→ **Your task**: In the data that follows, count every line holding the string "اليمن" and give the count alone.

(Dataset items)
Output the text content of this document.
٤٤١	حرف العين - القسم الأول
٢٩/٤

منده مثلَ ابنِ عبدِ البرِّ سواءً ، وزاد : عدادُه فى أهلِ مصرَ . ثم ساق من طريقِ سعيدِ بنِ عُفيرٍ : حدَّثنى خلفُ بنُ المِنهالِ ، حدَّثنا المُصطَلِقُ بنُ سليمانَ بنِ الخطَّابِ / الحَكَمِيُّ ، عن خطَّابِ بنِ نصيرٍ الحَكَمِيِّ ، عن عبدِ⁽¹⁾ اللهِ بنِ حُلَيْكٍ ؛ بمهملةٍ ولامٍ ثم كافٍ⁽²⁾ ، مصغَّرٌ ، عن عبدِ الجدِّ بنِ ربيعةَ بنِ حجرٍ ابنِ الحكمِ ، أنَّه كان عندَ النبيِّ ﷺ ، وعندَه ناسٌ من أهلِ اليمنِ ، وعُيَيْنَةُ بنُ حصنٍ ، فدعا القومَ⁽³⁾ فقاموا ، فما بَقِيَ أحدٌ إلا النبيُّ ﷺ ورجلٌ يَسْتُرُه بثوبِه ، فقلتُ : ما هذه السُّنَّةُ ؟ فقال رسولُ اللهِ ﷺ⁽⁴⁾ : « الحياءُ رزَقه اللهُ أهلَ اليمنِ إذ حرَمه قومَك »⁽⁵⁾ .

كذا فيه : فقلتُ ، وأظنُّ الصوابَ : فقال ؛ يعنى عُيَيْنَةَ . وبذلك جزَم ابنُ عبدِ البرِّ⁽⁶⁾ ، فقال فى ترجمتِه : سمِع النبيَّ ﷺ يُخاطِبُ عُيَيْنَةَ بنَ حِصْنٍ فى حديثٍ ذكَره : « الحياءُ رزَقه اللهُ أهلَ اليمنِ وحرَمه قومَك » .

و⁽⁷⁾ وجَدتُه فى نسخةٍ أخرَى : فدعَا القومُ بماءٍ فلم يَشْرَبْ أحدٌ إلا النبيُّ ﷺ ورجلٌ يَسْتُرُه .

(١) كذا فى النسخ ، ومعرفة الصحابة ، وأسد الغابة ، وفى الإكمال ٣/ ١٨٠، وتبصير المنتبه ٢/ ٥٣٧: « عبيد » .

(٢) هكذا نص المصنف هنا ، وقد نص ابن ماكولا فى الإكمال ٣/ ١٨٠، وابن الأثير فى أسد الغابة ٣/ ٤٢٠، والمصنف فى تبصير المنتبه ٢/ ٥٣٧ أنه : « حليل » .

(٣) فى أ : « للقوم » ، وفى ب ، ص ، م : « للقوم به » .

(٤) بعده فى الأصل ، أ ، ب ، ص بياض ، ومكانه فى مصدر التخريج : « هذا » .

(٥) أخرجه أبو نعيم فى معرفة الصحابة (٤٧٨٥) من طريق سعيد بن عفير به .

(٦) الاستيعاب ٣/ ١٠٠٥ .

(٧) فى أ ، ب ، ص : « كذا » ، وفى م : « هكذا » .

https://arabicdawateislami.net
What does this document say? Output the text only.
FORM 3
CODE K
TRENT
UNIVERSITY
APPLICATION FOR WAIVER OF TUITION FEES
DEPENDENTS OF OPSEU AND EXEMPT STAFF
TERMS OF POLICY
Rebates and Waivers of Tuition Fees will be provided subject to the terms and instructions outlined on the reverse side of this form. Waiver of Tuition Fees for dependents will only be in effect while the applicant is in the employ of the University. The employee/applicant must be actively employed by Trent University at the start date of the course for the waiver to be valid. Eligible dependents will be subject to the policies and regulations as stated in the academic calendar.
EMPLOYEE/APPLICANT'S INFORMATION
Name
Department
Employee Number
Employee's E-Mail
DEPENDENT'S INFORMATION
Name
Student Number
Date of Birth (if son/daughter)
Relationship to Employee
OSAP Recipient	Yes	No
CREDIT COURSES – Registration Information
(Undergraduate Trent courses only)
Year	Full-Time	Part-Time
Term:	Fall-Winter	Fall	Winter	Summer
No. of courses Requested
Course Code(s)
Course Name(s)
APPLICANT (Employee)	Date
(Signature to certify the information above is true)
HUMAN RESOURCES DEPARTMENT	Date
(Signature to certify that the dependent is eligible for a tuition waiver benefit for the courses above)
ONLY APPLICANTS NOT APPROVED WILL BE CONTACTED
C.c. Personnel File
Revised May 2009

→ **Right answer**: 2